• PROBLEM
Report each line of the data that has "text" somewhere in it.

** Begin TASK INPUT **

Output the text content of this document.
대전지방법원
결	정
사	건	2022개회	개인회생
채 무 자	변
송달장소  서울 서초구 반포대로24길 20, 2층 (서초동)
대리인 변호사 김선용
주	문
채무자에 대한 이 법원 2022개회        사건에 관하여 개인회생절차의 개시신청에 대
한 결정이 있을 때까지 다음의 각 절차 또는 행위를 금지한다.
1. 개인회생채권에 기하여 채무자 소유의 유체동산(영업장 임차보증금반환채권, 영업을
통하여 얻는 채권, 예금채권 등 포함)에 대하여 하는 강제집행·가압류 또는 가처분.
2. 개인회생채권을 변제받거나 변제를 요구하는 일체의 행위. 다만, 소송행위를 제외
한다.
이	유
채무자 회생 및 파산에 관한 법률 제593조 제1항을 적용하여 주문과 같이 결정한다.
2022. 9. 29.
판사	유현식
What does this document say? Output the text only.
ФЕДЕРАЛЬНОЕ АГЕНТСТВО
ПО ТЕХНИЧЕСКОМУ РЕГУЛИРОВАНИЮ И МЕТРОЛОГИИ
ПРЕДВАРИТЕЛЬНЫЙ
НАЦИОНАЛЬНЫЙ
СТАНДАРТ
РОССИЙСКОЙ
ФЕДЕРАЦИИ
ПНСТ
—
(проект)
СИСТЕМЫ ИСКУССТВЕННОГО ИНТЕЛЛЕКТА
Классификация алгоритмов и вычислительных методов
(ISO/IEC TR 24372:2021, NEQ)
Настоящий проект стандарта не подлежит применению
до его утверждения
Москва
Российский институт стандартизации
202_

** End TASK INPUT **

• EXPECTED OUTPUT
Output the text content of this document.
What does this document say? Output the text only.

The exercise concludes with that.